**Excerpted text**
THE BROTHERS GRIM
Killer siblings Lyle & Erik Menendez documented in ‘American Sons, American Murderers’
N ABC special/documentary is revisiting the shocking, cold-blooded murder that produced a circus-of-a-trial airing on national TV — two years before OJ Simpson’s “Trial of the Century.”
“Truth and Lies: The Menendez Brothers — American Sons, American Murderers” documents the August 1989 murders of Jose and Kitty Menendez. Jose, a self-made Cuban-born entertainment executive and Kitty, his socialite wife, were executed in a hail of machine-gun bullets while watching TV in their Beverly Hills mansion. Their two sons, Lyle and Erik — then 21 and 18, respectively — were eventually arrested for the murders after Erik confessed to his psychiatrist.
The brothers’ 1994 trial riveted and polarized a nation watching it unfold on Court TV. Were Lyle and Erik spoiled, amoral opportunists who killed their parents for insurance money ($400,000) — or, as they alleged, were they avenging years of sexual abuse by their domineering father and complicit, alcoholic mother?
“We’re a different society today than we were back in 1993,” says ABC News chief foreign correspondent Terry Moran, who covered the Menendez trial for Court TV and is featured in “Truth and Lies.” “If the Menendez brothers were sisters, I think they’d be free today because people would have believed their traumatic, intense and emotional testimony [about being sexually abused]. They each had corroborating witnesses regarding the sexual abuse. We didn’t want to believe it happened to boys.

[Dataset rows]
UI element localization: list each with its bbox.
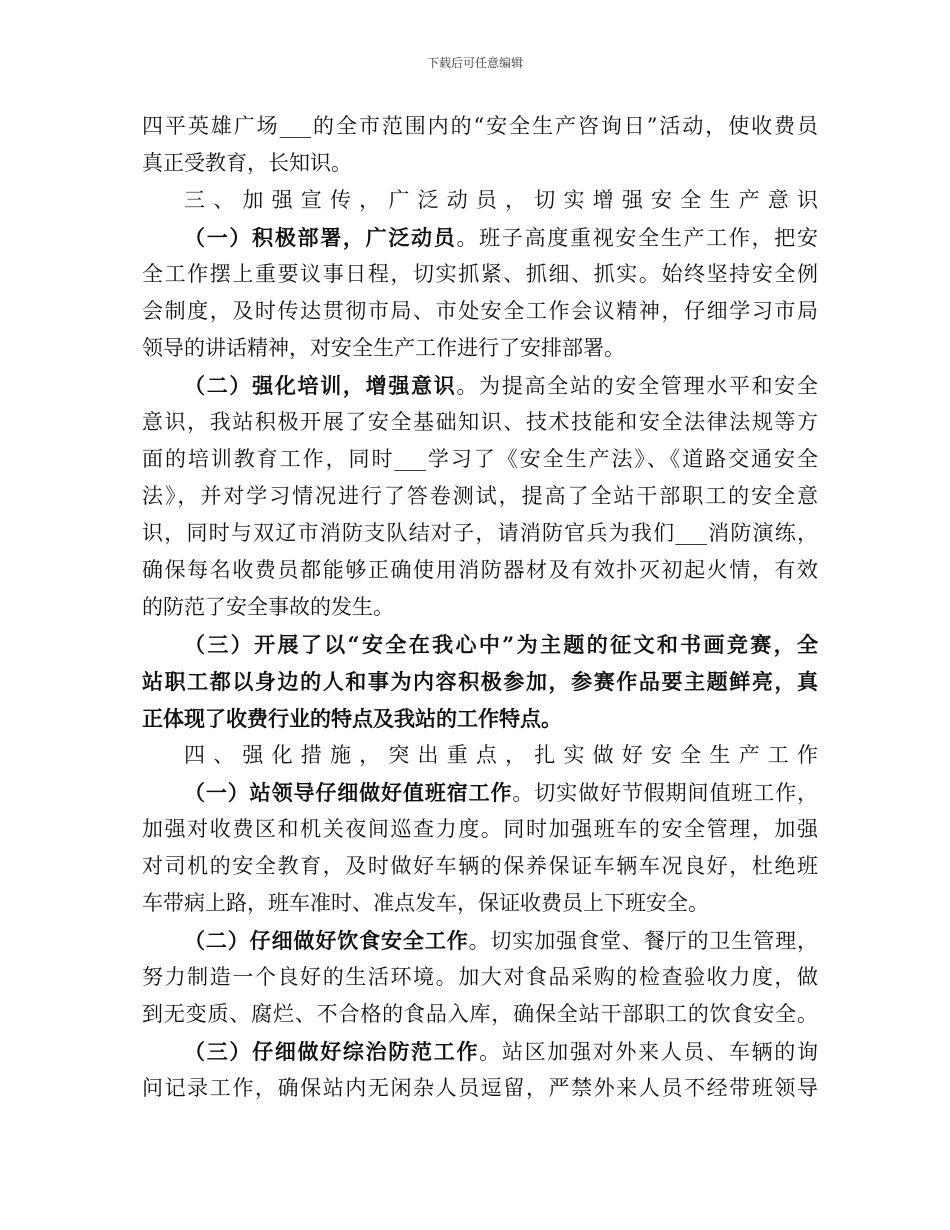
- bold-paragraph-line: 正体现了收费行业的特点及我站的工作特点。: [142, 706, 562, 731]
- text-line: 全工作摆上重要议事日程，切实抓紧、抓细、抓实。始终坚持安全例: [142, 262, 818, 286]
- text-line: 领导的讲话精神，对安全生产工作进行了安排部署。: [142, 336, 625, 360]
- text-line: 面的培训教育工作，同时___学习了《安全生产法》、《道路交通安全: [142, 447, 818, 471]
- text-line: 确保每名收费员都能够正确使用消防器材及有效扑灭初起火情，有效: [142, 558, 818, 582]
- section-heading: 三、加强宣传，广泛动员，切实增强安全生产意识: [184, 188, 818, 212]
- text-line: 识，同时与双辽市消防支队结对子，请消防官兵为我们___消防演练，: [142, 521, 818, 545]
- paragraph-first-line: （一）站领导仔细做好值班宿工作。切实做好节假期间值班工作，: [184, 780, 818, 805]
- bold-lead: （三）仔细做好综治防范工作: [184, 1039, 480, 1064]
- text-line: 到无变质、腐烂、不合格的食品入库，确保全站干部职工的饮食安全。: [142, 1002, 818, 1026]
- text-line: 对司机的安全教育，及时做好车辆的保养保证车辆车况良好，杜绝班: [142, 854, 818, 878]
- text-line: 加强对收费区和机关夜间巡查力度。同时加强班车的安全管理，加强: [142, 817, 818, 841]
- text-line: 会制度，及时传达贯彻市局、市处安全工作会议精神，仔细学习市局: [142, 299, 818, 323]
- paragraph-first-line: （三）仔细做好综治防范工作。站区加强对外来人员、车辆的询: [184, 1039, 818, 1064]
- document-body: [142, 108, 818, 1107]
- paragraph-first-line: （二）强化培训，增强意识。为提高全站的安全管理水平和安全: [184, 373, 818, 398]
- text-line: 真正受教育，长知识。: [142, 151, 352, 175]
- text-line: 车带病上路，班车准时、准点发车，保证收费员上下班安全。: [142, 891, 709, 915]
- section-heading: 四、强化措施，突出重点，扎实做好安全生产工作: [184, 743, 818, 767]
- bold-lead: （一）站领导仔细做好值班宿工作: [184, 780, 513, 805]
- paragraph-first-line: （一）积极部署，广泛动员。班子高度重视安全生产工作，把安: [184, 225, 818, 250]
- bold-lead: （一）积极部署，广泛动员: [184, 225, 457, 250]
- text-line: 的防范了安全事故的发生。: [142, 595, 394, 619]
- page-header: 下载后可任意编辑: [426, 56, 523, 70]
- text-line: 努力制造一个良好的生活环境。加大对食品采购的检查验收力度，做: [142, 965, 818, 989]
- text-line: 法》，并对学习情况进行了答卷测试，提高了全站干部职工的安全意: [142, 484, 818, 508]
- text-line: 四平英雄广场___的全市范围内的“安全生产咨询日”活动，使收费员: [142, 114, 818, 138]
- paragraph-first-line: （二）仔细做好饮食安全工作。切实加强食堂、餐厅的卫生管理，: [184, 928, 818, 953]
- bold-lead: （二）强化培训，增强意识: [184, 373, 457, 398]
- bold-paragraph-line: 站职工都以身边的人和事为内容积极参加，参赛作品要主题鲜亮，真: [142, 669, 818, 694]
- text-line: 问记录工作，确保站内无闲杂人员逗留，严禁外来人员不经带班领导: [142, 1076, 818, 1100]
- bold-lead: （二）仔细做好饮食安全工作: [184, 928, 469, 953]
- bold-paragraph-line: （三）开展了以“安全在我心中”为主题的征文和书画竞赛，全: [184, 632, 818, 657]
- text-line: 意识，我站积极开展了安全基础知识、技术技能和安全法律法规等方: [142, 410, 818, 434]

--

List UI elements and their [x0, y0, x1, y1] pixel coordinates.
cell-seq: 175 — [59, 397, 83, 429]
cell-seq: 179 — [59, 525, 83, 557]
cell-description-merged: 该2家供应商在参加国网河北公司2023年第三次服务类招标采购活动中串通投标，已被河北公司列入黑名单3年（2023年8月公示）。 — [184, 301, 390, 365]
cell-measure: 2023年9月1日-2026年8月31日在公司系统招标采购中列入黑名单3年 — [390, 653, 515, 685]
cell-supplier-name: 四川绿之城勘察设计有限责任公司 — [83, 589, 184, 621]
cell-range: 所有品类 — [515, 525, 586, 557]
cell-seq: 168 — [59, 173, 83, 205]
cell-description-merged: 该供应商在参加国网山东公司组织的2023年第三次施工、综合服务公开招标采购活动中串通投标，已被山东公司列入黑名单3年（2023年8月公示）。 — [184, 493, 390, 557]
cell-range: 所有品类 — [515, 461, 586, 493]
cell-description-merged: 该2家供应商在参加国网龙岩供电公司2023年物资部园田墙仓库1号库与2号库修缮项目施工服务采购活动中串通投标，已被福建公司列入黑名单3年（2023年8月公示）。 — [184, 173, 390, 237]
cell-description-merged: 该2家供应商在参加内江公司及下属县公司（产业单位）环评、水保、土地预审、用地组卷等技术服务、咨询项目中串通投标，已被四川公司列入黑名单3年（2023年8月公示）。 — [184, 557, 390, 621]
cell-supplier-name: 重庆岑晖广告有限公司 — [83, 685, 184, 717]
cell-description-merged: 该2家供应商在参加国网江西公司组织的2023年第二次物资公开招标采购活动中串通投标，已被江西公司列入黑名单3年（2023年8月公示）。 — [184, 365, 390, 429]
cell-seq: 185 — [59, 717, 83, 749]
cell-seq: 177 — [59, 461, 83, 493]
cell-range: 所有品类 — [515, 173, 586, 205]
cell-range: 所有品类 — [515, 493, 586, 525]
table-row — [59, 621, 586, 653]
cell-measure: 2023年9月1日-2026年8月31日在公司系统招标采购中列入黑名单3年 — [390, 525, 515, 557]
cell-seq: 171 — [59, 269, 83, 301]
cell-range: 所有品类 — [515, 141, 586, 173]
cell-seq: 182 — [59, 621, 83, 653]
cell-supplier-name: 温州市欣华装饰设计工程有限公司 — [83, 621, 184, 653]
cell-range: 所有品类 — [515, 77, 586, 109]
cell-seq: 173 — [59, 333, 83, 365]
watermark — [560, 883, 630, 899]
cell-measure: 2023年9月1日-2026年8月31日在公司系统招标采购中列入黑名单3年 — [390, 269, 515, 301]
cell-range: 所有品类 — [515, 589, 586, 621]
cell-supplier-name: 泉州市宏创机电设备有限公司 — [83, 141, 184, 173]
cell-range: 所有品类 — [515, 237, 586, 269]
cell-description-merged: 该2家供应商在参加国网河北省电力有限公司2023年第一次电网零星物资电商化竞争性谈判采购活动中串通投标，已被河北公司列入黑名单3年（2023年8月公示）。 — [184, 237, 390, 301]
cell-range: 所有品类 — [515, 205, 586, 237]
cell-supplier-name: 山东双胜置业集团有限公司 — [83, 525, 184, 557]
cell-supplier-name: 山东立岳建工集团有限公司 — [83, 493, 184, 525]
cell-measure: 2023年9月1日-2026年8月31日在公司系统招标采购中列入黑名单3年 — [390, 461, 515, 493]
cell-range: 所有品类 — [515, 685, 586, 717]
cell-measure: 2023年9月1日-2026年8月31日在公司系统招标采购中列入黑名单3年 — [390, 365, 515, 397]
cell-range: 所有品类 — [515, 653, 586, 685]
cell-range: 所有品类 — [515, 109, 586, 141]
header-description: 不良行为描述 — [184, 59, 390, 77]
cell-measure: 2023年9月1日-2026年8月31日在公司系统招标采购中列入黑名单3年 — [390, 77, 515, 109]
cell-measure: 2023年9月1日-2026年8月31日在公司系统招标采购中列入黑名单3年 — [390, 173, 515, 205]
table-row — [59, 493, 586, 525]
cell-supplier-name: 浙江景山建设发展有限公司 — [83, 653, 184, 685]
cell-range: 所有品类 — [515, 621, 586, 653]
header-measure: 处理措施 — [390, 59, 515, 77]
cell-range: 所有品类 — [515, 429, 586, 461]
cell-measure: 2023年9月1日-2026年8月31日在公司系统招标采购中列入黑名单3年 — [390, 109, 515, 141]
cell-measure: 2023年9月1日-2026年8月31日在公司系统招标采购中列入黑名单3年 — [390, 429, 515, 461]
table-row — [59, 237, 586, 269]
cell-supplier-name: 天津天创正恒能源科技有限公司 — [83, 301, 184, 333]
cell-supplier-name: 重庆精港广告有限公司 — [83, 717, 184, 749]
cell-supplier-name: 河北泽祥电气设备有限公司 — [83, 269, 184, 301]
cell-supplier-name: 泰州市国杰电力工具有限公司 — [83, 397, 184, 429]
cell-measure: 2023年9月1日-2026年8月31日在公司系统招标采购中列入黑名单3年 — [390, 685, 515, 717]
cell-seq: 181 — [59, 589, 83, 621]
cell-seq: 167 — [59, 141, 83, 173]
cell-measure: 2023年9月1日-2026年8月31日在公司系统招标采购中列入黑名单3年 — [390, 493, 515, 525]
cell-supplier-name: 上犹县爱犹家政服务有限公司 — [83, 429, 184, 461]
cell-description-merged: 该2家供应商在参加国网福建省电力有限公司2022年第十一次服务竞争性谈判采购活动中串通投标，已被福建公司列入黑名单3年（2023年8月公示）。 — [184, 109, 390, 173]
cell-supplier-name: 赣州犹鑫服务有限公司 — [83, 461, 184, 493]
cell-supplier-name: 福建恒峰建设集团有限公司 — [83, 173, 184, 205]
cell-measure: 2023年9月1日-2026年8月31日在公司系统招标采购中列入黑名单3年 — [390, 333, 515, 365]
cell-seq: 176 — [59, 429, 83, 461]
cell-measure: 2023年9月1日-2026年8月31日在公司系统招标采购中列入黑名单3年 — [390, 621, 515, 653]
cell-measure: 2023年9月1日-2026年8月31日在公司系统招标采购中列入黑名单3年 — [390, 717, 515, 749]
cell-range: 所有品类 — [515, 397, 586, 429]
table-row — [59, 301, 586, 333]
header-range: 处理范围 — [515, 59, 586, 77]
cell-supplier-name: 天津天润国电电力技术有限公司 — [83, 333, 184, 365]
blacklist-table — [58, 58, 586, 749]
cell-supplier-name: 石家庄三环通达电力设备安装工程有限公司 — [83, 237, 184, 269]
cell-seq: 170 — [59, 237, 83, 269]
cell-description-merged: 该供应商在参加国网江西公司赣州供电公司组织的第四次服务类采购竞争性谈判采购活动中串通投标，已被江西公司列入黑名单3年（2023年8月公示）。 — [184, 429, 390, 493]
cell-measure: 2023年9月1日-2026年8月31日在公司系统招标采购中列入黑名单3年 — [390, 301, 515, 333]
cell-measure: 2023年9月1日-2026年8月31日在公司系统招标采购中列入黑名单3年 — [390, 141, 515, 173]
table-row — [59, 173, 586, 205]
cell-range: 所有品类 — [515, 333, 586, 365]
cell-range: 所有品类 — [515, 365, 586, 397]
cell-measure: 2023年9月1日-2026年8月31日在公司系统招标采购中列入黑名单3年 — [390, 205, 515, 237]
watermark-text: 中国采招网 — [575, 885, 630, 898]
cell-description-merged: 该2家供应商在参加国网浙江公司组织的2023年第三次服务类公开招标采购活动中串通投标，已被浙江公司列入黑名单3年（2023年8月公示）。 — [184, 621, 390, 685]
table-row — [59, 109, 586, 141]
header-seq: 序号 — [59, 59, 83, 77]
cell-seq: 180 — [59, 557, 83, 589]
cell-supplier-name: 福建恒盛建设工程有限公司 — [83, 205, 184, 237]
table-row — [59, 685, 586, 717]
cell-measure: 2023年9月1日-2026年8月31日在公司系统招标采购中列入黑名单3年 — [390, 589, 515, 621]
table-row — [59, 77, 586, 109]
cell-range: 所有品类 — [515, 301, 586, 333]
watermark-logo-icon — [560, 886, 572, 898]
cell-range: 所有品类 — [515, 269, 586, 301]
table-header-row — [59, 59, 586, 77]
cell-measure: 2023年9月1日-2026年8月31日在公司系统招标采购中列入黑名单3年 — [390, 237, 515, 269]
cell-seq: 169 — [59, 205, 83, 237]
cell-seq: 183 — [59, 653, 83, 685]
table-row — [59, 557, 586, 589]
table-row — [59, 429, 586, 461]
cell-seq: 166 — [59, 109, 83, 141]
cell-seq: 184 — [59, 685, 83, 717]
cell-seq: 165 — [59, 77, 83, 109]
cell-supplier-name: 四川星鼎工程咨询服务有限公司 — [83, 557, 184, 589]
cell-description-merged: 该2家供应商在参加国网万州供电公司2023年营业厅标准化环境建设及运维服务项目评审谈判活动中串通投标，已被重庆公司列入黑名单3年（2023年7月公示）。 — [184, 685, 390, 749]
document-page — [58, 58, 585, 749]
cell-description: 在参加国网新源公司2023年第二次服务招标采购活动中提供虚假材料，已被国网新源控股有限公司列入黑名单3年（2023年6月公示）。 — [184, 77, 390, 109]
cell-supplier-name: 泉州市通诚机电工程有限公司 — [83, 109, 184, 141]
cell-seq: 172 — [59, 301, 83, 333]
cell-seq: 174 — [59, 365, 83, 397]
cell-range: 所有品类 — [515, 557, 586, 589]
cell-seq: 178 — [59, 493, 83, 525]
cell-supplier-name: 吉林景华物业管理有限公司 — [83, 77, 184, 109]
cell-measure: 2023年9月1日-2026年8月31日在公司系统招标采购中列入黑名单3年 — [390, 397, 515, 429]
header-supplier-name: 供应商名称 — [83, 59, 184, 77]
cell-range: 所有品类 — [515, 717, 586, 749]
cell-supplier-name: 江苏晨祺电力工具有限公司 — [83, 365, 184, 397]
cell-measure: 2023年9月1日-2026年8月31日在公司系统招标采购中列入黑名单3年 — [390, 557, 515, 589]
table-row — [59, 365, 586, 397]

**What you need to do**
• A. Update the Block 1 dataset rows from the line with "706, 562, 731]" up to and including the line with "1002, 818, 1026]", replacing "text-line" with "body-line" and leaving everything else unchanged. Return only those lines.
• B. Go on with the article about the Menendez brothers documentary, starting after its final sentence.
The article and the rows come from unrelated sources.

**Results in order**
• A.
- bold-paragraph-line: 正体现了收费行业的特点及我站的工作特点。: [142, 706, 562, 731]
- body-line: 全工作摆上重要议事日程，切实抓紧、抓细、抓实。始终坚持安全例: [142, 262, 818, 286]
- body-line: 领导的讲话精神，对安全生产工作进行了安排部署。: [142, 336, 625, 360]
- body-line: 面的培训教育工作，同时___学习了《安全生产法》、《道路交通安全: [142, 447, 818, 471]
- body-line: 确保每名收费员都能够正确使用消防器材及有效扑灭初起火情，有效: [142, 558, 818, 582]
- section-heading: 三、加强宣传，广泛动员，切实增强安全生产意识: [184, 188, 818, 212]
- body-line: 识，同时与双辽市消防支队结对子，请消防官兵为我们___消防演练，: [142, 521, 818, 545]
- paragraph-first-line: （一）站领导仔细做好值班宿工作。切实做好节假期间值班工作，: [184, 780, 818, 805]
- bold-lead: （三）仔细做好综治防范工作: [184, 1039, 480, 1064]
- body-line: 到无变质、腐烂、不合格的食品入库，确保全站干部职工的饮食安全。: [142, 1002, 818, 1026]

• B.
“Everyone said they were just acting,” he says. “Well, they didn’t do a good acting job when they said they feared for their lives — but it was totally different when they were discussing the sexual abuse. My hunch is that, today, people watching [the documentary] will end up feeling more empathetic for the brothers. They were laughingstocks in 1993 and ’94.” [“Saturday Night Live” spoofed the trial in a 1993 skit featuring John Malkovich as Lyle and Rob Schneider as Erik.] The original trial ended in January 1994 with a hung jury. The brothers were tried again in 1995 — this time without cameras in the courtroom — and, in March 1996, were convicted of first-degree murder. Both were sentenced to two consecutive life terms without the possibility of parole. “I think the judge in the second [Menendez] trial was angry at the spectacle the [first] trial became,” Moran says. “And the fact that they were not convicted … people were angry about that and heaped scorn on the LA jurors and the courts.”
Lyle Menendez, now 48, is serving his sentence in California’s Mule Creek State Prison. He’s interviewed via phone in Thursday night’s documentary. Erik, who’s in another California prison, declined to be interviewed. The brothers keep in touch through letters.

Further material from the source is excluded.